▶

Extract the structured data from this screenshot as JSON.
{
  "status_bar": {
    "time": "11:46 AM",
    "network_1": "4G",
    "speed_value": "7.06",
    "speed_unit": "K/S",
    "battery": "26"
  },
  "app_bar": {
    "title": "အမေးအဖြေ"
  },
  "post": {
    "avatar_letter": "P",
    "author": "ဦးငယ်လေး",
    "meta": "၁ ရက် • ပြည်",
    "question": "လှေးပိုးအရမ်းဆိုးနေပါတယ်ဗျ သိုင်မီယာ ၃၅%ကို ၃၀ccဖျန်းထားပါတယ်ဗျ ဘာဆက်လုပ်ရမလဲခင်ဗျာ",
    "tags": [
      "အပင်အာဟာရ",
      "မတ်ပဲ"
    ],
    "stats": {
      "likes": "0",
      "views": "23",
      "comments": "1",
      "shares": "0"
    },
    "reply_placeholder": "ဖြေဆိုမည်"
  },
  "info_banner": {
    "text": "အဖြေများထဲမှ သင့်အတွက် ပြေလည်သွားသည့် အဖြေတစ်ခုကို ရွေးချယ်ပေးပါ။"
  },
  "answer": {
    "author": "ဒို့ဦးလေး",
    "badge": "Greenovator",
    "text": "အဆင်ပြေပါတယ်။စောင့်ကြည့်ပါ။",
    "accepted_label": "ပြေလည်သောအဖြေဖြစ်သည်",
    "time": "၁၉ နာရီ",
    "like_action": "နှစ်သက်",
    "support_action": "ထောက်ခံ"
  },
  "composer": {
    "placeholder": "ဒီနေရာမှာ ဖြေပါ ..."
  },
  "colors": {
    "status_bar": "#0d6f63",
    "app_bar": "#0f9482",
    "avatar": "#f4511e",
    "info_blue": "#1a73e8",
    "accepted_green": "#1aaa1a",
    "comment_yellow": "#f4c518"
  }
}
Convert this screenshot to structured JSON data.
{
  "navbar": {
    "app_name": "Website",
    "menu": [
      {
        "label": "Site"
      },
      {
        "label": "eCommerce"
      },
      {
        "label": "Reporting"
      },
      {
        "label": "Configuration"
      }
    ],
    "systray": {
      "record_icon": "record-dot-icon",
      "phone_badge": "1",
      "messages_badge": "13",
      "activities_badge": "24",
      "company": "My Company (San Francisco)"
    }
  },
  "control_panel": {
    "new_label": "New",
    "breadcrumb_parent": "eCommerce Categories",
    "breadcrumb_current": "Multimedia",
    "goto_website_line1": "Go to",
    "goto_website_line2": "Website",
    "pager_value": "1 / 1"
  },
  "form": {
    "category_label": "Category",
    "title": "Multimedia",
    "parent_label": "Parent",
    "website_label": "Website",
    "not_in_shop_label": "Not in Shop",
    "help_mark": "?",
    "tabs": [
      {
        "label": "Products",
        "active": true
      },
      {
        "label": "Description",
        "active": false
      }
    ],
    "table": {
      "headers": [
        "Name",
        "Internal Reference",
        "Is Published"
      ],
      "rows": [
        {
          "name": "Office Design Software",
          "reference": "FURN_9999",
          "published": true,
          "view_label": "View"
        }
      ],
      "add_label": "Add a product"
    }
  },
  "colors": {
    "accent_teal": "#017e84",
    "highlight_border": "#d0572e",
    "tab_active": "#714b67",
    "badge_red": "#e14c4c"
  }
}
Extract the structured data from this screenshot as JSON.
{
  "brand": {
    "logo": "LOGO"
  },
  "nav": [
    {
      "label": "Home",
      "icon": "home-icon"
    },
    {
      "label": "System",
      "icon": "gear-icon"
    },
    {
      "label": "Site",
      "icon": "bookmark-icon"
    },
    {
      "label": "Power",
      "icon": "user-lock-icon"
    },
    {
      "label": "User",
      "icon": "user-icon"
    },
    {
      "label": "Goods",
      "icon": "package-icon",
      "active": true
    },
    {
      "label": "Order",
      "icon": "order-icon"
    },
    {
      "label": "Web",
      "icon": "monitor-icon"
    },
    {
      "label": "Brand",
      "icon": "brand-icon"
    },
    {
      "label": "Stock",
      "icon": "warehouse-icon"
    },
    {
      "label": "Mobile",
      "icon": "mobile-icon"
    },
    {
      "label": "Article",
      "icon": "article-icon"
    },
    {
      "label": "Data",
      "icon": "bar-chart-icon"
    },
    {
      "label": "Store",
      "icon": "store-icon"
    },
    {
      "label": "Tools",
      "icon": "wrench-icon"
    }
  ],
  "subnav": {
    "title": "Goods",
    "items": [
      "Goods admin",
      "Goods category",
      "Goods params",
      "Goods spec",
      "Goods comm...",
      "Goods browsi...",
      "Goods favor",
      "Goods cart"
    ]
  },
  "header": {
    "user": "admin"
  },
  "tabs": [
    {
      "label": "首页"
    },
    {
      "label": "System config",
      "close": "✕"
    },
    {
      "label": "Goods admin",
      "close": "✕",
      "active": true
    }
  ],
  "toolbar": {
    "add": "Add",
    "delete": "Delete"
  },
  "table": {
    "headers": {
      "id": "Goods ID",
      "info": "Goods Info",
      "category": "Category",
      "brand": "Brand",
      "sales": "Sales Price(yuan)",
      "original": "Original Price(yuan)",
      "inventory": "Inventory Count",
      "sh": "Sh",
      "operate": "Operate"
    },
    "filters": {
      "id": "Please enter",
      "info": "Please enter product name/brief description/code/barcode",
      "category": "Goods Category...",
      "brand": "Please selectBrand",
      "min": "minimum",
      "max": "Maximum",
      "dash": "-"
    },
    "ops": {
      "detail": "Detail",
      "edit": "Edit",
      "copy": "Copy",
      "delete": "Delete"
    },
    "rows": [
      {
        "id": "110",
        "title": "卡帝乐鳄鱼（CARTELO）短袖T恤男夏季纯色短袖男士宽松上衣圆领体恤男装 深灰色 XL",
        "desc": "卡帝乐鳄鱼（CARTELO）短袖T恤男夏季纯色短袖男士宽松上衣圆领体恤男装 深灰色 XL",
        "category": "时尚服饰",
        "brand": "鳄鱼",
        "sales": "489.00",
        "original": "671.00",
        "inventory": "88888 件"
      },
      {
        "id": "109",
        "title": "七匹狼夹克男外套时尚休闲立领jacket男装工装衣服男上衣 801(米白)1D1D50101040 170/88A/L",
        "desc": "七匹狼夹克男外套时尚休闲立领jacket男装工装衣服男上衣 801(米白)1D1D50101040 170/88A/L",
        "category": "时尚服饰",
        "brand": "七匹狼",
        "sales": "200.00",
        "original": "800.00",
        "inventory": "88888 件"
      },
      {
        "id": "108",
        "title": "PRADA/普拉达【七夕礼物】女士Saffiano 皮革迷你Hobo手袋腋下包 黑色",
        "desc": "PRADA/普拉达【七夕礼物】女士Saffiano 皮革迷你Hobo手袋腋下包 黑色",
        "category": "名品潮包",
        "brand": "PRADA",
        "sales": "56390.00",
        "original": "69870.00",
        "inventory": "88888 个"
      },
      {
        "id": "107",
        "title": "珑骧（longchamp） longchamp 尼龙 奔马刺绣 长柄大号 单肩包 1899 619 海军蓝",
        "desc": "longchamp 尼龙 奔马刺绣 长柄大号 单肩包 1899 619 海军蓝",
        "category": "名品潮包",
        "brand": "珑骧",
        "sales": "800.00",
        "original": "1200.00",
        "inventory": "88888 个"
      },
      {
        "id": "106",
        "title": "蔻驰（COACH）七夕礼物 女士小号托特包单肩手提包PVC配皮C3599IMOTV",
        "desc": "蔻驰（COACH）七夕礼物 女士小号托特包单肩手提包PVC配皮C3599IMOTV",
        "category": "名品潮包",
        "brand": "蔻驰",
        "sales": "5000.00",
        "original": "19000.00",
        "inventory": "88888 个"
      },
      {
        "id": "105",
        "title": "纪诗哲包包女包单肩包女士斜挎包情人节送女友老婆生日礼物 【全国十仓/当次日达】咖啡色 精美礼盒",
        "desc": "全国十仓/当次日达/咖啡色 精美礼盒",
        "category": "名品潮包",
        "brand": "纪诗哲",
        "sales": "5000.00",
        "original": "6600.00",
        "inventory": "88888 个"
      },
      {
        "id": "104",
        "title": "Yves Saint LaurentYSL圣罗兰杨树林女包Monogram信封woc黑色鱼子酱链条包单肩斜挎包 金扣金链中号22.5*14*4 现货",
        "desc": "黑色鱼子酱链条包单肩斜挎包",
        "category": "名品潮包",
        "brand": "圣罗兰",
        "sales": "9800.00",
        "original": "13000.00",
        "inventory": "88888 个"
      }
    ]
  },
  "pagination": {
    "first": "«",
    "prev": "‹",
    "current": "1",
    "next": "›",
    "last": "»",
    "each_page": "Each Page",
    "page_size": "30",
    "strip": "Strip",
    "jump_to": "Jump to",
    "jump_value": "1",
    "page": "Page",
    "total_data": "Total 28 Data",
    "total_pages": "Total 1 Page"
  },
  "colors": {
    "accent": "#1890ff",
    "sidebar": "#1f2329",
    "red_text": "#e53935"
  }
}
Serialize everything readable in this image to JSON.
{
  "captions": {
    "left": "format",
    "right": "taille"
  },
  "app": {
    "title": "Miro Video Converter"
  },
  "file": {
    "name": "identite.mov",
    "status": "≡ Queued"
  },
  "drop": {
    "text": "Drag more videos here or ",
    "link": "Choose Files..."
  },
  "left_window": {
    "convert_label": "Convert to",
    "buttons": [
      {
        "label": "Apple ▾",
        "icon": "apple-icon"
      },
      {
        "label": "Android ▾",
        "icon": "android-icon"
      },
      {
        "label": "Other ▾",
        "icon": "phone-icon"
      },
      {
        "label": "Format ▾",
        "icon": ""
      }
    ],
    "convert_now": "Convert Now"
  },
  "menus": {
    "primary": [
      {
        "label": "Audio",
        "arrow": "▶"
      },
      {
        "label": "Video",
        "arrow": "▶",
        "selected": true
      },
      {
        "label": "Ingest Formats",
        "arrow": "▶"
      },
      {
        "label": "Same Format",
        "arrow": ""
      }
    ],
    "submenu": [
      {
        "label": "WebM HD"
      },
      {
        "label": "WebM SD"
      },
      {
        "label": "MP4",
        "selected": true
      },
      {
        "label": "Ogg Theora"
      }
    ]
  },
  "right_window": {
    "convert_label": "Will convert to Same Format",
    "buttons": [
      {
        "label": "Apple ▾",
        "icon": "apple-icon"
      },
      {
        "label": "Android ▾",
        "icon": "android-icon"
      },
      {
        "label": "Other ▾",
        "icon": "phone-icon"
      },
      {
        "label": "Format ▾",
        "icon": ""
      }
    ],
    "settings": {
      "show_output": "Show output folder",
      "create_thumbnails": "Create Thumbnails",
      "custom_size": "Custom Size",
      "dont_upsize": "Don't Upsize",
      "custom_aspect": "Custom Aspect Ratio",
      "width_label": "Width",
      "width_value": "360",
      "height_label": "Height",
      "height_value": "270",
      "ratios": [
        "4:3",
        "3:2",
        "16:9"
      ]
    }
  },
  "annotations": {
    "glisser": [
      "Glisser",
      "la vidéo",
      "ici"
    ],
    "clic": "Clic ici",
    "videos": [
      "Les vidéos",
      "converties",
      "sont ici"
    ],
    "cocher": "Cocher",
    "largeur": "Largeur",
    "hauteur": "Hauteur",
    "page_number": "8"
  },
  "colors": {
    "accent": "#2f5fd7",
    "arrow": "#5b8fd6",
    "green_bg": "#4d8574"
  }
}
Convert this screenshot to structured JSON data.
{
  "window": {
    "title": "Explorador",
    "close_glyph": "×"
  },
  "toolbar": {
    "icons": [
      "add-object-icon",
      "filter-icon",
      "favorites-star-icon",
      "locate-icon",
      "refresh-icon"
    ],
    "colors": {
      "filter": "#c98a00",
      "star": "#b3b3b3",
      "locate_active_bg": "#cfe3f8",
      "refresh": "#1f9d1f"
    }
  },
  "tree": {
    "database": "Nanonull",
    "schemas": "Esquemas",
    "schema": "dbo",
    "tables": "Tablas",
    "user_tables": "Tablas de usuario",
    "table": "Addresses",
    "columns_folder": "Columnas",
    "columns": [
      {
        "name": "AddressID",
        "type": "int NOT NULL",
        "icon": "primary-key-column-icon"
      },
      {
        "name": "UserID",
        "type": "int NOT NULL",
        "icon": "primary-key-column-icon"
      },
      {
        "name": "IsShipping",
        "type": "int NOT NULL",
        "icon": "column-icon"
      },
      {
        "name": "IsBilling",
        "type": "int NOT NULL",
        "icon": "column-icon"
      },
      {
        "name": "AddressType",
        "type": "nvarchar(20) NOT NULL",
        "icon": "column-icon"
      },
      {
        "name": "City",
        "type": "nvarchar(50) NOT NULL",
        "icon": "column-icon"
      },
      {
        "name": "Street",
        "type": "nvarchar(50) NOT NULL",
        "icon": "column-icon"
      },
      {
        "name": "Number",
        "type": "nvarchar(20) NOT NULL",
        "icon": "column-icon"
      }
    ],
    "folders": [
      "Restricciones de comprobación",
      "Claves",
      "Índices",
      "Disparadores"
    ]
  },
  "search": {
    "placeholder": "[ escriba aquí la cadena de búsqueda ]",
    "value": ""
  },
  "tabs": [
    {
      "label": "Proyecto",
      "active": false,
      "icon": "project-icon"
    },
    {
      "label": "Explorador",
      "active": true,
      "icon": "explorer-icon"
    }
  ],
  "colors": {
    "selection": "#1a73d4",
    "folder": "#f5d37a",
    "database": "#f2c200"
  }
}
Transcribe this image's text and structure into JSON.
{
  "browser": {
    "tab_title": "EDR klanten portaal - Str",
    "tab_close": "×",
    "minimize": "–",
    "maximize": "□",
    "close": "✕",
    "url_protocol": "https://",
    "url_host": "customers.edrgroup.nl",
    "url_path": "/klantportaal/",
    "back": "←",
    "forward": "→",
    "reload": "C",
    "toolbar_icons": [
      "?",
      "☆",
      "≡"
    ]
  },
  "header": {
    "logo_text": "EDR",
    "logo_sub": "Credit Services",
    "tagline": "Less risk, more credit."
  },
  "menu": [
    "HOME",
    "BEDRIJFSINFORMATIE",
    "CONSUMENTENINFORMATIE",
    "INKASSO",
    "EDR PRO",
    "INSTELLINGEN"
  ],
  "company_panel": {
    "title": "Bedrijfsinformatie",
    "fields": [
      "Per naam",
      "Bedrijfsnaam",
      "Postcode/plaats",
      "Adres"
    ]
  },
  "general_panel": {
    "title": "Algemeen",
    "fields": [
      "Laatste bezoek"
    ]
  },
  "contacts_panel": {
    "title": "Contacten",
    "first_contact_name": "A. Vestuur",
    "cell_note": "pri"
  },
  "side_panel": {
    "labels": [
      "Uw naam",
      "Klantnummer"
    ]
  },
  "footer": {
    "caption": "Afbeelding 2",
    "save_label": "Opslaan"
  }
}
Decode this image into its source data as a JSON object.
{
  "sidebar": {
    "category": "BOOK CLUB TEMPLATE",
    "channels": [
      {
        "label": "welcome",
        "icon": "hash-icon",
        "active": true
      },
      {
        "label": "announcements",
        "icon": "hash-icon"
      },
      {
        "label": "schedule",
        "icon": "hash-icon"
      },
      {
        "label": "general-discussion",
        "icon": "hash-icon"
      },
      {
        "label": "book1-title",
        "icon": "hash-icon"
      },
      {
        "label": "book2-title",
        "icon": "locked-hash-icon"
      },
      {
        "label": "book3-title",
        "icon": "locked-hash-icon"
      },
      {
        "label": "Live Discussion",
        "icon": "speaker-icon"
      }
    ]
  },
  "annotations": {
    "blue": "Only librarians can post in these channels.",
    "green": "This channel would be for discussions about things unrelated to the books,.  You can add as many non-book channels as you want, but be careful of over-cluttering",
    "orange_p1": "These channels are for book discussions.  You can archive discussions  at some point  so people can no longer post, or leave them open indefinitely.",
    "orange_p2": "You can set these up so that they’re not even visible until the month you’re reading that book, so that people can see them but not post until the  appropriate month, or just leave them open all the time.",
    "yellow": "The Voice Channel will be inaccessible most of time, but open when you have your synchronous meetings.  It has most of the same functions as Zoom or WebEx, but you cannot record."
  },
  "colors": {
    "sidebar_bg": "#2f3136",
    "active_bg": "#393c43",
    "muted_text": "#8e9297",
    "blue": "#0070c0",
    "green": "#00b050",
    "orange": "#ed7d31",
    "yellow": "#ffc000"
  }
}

◀

→ **Stated exercise**
Out of the preceding entries, pull every line containing the string "database".

→ **Answer to the exercise**
    "database": "Nanonull",
    "database": "#f2c200"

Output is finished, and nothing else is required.